### TASK BRIEF
From the entries below, copy every line that holds the word "材料二原文是".

### RECORDS SUPPLIED
········
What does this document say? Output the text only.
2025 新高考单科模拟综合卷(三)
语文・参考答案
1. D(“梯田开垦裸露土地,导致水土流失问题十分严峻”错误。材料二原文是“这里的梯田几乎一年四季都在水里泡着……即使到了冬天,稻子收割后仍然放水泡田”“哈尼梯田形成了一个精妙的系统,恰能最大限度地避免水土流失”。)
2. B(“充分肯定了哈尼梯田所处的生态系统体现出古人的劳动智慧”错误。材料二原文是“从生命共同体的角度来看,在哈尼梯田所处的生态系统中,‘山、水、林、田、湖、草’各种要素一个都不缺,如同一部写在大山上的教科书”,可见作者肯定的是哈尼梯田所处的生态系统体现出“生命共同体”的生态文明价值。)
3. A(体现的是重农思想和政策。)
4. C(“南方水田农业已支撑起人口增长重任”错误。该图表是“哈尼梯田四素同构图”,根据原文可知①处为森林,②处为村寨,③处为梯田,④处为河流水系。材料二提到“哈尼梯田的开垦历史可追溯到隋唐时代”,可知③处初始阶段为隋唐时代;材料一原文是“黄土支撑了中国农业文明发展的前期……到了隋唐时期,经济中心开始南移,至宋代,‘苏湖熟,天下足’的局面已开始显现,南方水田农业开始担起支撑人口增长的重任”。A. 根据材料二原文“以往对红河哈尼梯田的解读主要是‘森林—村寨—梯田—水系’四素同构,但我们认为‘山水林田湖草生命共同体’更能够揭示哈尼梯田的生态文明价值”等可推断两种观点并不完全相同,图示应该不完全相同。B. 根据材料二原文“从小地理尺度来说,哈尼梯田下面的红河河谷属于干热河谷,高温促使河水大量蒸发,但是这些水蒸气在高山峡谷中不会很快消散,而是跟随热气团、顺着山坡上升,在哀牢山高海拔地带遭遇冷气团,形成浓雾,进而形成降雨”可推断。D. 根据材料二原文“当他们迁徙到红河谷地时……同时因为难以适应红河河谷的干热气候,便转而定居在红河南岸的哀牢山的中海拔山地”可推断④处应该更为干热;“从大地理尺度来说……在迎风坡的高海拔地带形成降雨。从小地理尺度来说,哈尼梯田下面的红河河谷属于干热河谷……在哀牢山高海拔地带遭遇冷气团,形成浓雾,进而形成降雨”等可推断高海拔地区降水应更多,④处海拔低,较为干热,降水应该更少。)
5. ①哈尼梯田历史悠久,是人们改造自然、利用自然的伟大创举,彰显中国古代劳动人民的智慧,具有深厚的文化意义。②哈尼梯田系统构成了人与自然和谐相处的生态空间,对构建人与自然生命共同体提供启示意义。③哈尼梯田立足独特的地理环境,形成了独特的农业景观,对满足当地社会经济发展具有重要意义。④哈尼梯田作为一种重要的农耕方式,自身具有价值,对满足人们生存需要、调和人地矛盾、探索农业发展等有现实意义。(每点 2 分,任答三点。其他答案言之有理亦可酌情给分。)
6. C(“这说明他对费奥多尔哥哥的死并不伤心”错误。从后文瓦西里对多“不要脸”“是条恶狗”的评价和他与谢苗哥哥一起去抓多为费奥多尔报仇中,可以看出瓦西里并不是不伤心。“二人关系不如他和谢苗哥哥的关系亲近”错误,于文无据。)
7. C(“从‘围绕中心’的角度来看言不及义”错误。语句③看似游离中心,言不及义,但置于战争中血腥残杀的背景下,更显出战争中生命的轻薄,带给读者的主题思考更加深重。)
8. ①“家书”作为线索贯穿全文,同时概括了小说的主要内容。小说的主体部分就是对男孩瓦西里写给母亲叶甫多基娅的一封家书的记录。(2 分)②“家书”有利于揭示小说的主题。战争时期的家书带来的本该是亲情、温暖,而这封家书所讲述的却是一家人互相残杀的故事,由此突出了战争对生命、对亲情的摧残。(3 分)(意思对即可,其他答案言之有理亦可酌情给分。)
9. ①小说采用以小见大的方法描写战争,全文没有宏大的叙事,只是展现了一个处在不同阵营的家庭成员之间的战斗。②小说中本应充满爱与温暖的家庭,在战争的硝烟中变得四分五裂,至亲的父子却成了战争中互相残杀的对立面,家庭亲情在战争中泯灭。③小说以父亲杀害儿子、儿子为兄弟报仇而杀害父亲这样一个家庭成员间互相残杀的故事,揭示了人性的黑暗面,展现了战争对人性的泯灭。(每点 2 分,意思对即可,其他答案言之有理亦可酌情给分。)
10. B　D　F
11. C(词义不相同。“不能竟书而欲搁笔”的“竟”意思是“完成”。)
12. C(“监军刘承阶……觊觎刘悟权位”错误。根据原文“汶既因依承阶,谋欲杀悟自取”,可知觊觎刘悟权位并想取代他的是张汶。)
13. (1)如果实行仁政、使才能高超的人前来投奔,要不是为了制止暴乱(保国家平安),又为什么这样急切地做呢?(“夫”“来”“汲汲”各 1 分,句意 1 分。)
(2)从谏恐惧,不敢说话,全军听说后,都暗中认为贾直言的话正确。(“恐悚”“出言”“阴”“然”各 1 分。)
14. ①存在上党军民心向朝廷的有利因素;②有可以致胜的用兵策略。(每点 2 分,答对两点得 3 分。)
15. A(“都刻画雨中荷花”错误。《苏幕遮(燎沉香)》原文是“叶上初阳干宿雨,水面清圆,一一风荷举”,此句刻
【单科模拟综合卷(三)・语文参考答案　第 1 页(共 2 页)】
········
### TASK RESPONSE
1. D(“梯田开垦裸露土地,导致水土流失问题十分严峻”错误。材料二原文是“这里的梯田几乎一年四季都在水里泡着……即使到了冬天,稻子收割后仍然放水泡田”“哈尼梯田形成了一个精妙的系统,恰能最大限度地避免水土流失”。)
2. B(“充分肯定了哈尼梯田所处的生态系统体现出古人的劳动智慧”错误。材料二原文是“从生命共同体的角度来看,在哈尼梯田所处的生态系统中,‘山、水、林、田、湖、草’各种要素一个都不缺,如同一部写在大山上的教科书”,可见作者肯定的是哈尼梯田所处的生态系统体现出“生命共同体”的生态文明价值。)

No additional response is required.